> [Problem requirements]
In the entries that follow, how many lines contain "налоговый"? Answer with the number only.

Data records:
** begin **

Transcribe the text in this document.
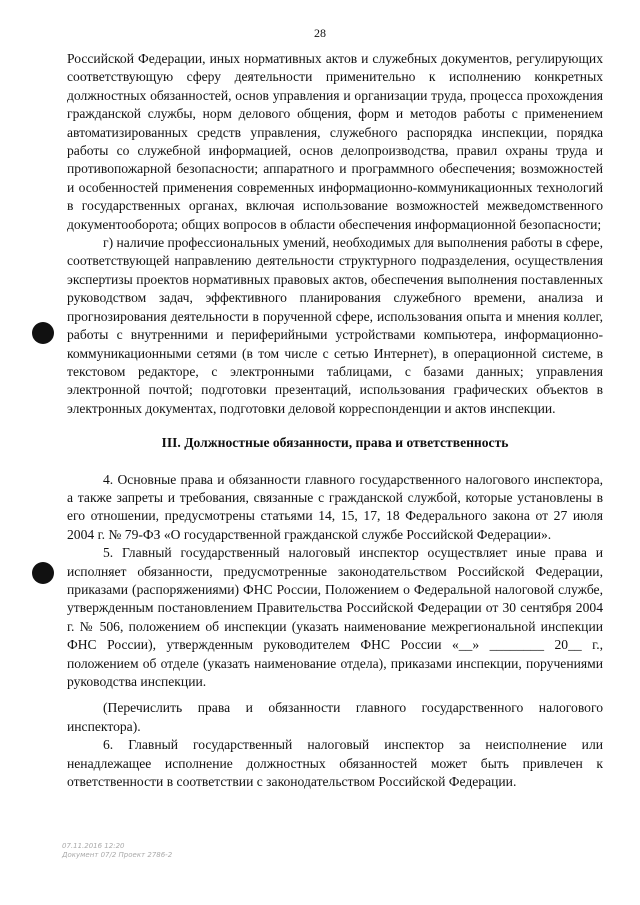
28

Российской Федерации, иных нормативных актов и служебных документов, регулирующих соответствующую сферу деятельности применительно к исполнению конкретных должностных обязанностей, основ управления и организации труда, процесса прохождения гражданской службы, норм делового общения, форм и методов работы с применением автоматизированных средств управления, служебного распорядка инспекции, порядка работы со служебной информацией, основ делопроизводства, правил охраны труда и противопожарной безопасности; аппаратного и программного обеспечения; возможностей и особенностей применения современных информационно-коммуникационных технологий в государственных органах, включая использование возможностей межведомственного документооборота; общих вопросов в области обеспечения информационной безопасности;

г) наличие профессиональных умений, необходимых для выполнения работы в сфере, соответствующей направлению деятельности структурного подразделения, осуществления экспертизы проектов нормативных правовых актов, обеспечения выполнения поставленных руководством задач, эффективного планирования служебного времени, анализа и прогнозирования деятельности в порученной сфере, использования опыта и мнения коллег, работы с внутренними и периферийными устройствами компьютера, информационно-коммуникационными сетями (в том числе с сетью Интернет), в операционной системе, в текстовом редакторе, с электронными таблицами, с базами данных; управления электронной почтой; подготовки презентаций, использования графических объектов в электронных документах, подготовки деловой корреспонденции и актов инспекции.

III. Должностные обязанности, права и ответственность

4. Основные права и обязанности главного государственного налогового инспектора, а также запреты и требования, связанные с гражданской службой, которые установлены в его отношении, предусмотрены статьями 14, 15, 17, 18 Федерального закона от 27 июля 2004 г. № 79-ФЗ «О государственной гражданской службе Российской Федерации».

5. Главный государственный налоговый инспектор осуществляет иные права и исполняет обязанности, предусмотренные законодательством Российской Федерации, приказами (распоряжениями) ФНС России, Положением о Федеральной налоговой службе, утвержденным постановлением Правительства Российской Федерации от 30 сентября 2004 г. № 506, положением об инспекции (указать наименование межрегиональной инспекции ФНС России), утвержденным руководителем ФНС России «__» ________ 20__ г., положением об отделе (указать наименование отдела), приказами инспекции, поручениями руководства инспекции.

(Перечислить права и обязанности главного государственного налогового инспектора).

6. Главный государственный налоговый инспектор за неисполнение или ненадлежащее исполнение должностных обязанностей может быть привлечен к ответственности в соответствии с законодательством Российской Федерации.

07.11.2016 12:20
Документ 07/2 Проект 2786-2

** end **
** begin **

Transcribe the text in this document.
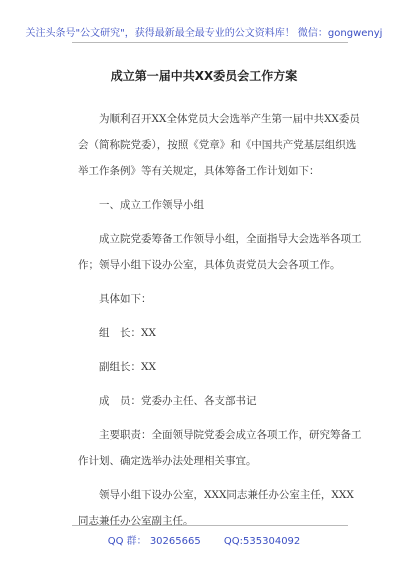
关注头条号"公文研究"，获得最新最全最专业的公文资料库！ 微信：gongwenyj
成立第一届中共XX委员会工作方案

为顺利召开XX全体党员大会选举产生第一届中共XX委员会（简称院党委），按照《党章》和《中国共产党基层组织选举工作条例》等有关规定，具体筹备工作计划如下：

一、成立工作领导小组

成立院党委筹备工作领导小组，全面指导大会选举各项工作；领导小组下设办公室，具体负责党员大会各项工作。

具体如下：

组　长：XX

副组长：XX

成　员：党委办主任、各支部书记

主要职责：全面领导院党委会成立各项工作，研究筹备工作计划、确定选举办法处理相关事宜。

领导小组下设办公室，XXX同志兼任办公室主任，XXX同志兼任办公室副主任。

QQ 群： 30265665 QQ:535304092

** end **

> [Finished task]
2